=== Your instructions ===
Repeat each line word for word.

# START OF Information shown

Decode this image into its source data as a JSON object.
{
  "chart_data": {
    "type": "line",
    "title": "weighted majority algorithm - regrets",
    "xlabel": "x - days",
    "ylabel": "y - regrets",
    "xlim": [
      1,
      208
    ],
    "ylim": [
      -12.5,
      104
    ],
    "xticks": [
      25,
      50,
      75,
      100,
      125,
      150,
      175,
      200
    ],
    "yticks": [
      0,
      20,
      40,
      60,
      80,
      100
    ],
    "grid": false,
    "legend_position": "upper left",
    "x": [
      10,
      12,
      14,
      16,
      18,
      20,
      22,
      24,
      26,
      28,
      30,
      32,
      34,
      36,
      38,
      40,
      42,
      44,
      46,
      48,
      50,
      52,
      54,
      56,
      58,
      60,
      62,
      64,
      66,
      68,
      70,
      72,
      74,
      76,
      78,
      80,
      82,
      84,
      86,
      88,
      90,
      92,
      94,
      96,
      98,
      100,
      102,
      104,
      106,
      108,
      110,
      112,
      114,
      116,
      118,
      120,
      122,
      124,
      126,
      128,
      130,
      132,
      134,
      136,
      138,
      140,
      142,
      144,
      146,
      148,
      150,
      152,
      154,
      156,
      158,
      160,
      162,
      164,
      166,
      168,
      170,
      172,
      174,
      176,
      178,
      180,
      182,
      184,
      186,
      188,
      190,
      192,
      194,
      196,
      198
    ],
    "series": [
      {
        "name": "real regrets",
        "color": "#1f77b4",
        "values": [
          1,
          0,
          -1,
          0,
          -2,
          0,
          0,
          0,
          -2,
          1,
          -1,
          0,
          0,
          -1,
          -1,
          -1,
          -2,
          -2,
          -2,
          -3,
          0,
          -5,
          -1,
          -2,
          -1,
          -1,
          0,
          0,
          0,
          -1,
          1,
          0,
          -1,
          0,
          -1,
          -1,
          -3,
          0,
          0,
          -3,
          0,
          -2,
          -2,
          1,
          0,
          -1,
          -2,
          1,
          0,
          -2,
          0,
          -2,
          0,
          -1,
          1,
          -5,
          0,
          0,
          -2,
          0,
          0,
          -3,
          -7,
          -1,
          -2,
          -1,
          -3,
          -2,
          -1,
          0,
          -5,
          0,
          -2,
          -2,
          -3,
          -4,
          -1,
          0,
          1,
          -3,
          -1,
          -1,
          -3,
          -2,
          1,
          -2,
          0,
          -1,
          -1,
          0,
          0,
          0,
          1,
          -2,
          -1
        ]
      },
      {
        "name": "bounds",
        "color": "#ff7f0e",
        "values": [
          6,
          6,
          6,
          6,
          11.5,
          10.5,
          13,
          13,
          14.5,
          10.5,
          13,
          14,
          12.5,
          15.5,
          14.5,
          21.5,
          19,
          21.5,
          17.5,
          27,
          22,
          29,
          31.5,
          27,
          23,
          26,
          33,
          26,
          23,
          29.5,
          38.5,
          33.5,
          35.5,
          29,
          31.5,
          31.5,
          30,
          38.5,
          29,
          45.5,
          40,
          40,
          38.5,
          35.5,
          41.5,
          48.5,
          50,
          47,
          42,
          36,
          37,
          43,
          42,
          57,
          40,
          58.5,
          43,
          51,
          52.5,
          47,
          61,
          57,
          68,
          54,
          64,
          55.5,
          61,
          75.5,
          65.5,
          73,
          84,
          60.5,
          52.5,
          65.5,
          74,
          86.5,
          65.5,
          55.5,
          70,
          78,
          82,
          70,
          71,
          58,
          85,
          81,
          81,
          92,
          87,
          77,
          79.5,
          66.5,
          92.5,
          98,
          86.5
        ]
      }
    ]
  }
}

# END OF Information shown

=== Correct answer ===
Decode this image into its source data as a JSON object.
{
  "chart_data": {
    "type": "line",
    "title": "weighted majority algorithm - regrets",
    "xlabel": "x - days",
    "ylabel": "y - regrets",
    "xlim": [
      1,
      208
    ],
    "ylim": [
      -12.5,
      104
    ],
    "xticks": [
      25,
      50,
      75,
      100,
      125,
      150,
      175,
      200
    ],
    "yticks": [
      0,
      20,
      40,
      60,
      80,
      100
    ],
    "grid": false,
    "legend_position": "upper left",
    "x": [
      10,
      12,
      14,
      16,
      18,
      20,
      22,
      24,
      26,
      28,
      30,
      32,
      34,
      36,
      38,
      40,
      42,
      44,
      46,
      48,
      50,
      52,
      54,
      56,
      58,
      60,
      62,
      64,
      66,
      68,
      70,
      72,
      74,
      76,
      78,
      80,
      82,
      84,
      86,
      88,
      90,
      92,
      94,
      96,
      98,
      100,
      102,
      104,
      106,
      108,
      110,
      112,
      114,
      116,
      118,
      120,
      122,
      124,
      126,
      128,
      130,
      132,
      134,
      136,
      138,
      140,
      142,
      144,
      146,
      148,
      150,
      152,
      154,
      156,
      158,
      160,
      162,
      164,
      166,
      168,
      170,
      172,
      174,
      176,
      178,
      180,
      182,
      184,
      186,
      188,
      190,
      192,
      194,
      196,
      198
    ],
    "series": [
      {
        "name": "real regrets",
        "color": "#1f77b4",
        "values": [
          1,
          0,
          -1,
          0,
          -2,
          0,
          0,
          0,
          -2,
          1,
          -1,
          0,
          0,
          -1,
          -1,
          -1,
          -2,
          -2,
          -2,
          -3,
          0,
          -5,
          -1,
          -2,
          -1,
          -1,
          0,
          0,
          0,
          -1,
          1,
          0,
          -1,
          0,
          -1,
          -1,
          -3,
          0,
          0,
          -3,
          0,
          -2,
          -2,
          1,
          0,
          -1,
          -2,
          1,
          0,
          -2,
          0,
          -2,
          0,
          -1,
          1,
          -5,
          0,
          0,
          -2,
          0,
          0,
          -3,
          -7,
          -1,
          -2,
          -1,
          -3,
          -2,
          -1,
          0,
          -5,
          0,
          -2,
          -2,
          -3,
          -4,
          -1,
          0,
          1,
          -3,
          -1,
          -1,
          -3,
          -2,
          1,
          -2,
          0,
          -1,
          -1,
          0,
          0,
          0,
          1,
          -2,
          -1
        ]
      },
      {
        "name": "bounds",
        "color": "#ff7f0e",
        "values": [
          6,
          6,
          6,
          6,
          11.5,
          10.5,
          13,
          13,
          14.5,
          10.5,
          13,
          14,
          12.5,
          15.5,
          14.5,
          21.5,
          19,
          21.5,
          17.5,
          27,
          22,
          29,
          31.5,
          27,
          23,
          26,
          33,
          26,
          23,
          29.5,
          38.5,
          33.5,
          35.5,
          29,
          31.5,
          31.5,
          30,
          38.5,
          29,
          45.5,
          40,
          40,
          38.5,
          35.5,
          41.5,
          48.5,
          50,
          47,
          42,
          36,
          37,
          43,
          42,
          57,
          40,
          58.5,
          43,
          51,
          52.5,
          47,
          61,
          57,
          68,
          54,
          64,
          55.5,
          61,
          75.5,
          65.5,
          73,
          84,
          60.5,
          52.5,
          65.5,
          74,
          86.5,
          65.5,
          55.5,
          70,
          78,
          82,
          70,
          71,
          58,
          85,
          81,
          81,
          92,
          87,
          77,
          79.5,
          66.5,
          92.5,
          98,
          86.5
        ]
      }
    ]
  }
}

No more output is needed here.